— begin Data entries —
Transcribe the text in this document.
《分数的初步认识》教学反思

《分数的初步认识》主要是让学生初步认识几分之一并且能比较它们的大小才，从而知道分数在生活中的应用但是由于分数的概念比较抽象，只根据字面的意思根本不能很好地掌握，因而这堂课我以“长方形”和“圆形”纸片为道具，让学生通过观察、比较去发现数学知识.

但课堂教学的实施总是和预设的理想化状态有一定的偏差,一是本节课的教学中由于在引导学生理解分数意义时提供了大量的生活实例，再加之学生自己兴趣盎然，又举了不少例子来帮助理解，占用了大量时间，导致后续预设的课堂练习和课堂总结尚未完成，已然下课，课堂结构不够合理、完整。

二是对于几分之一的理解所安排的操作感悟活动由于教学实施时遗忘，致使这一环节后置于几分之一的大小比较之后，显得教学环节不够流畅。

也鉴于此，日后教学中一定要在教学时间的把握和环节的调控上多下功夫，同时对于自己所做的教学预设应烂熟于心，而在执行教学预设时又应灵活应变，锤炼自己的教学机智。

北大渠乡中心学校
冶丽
— end Data entries —
— begin Data entries —
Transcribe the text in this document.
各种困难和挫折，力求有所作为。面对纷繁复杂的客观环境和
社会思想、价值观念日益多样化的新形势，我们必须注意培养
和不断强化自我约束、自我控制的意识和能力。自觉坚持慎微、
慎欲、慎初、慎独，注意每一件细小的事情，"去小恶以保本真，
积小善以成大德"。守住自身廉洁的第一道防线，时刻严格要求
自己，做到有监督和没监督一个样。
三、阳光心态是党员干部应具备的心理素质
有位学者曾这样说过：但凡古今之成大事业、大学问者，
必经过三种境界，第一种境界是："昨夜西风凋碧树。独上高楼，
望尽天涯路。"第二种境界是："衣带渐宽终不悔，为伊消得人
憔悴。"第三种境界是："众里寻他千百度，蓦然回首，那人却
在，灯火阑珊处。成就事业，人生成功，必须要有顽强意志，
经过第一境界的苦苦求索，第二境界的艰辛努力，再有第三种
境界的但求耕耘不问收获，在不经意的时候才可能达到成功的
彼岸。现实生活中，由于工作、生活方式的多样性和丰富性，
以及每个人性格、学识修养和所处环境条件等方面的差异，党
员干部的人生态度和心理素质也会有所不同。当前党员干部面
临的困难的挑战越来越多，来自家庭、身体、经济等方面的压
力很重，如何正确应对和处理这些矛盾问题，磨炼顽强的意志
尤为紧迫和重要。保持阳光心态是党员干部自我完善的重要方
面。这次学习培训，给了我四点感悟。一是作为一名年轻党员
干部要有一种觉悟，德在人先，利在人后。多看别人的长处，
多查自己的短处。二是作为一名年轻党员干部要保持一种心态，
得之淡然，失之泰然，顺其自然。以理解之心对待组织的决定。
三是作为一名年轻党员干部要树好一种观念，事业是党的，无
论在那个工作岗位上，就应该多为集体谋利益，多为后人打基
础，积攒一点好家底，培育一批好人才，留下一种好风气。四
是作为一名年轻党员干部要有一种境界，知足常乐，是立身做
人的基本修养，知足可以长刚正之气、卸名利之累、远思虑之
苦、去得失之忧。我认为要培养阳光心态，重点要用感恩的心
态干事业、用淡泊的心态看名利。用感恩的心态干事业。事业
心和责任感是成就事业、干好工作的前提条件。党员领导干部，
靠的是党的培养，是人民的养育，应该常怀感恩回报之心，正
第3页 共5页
— end Data entries —
**Brief**
The required output is the number of lines containing the word "分数的初步认识", and nothing besides.

**Response**
2